/---
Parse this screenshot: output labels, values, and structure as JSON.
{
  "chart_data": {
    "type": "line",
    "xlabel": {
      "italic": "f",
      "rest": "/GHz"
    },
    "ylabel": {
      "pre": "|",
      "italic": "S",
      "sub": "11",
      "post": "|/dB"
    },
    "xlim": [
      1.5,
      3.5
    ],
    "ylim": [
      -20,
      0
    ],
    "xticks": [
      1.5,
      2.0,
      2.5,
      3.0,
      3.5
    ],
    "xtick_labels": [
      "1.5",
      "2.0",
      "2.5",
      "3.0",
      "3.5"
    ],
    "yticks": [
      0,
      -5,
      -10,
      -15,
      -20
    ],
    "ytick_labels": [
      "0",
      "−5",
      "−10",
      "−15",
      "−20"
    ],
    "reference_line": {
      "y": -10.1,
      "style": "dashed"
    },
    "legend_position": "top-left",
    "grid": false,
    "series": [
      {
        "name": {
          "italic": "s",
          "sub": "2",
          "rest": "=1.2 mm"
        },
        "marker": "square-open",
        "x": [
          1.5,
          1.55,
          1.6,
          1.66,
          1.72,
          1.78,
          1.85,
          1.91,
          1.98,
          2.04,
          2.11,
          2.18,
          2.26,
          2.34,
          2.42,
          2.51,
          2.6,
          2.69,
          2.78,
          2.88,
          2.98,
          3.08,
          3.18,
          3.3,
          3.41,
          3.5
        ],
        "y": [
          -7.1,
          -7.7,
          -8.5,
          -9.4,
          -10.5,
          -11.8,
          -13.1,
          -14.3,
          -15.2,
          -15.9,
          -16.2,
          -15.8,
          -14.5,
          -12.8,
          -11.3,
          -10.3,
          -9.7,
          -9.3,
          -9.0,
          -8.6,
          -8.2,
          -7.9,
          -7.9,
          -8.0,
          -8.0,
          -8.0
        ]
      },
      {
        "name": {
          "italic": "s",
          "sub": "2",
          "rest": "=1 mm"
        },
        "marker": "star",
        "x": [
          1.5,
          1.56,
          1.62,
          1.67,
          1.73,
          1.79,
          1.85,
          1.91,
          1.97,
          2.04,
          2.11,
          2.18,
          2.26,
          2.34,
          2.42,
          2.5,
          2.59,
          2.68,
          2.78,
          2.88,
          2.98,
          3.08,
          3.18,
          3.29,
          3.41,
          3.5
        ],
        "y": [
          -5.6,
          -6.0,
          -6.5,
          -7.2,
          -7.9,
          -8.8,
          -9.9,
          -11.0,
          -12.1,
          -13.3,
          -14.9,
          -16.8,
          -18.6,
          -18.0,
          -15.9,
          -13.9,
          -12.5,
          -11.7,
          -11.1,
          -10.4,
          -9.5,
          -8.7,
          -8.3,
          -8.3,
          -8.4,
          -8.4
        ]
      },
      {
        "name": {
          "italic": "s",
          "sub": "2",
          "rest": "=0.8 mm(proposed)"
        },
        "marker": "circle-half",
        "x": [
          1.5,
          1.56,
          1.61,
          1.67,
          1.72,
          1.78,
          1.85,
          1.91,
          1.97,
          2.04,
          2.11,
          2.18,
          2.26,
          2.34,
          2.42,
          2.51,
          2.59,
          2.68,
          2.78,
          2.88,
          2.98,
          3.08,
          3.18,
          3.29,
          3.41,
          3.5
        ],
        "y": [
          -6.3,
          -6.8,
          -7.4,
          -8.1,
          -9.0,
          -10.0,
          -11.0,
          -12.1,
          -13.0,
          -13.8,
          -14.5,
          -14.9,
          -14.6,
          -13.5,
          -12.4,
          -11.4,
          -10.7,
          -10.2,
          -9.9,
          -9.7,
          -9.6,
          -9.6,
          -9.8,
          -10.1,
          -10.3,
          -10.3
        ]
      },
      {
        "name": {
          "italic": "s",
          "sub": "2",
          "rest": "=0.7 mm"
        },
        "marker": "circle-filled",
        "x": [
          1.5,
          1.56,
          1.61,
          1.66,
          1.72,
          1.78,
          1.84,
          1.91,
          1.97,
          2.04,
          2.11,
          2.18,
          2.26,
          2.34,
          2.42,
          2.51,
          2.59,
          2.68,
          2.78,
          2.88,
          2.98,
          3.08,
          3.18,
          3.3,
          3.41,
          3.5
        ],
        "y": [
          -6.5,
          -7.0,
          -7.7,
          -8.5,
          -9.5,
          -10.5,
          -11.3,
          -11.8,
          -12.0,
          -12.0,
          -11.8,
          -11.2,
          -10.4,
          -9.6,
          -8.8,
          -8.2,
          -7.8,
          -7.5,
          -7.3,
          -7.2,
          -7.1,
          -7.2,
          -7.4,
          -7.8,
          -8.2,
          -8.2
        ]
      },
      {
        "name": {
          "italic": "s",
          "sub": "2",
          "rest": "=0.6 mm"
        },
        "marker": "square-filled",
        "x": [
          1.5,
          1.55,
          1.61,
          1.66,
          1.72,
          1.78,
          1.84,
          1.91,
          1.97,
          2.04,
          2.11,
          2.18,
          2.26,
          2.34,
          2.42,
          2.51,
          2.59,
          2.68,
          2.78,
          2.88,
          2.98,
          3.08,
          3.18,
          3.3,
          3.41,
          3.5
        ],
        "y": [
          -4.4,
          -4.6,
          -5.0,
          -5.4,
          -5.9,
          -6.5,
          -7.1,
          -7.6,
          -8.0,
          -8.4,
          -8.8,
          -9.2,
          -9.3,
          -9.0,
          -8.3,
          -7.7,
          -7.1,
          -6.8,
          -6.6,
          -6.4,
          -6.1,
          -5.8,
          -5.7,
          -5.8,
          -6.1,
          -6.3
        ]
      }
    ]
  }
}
\---
> [WHAT NEEDS TO BE DONE]
From the listing above, collect every line that mentions the word "circle".

> [SOLVED EXERCISE]
        "marker": "circle-half",
        "marker": "circle-filled",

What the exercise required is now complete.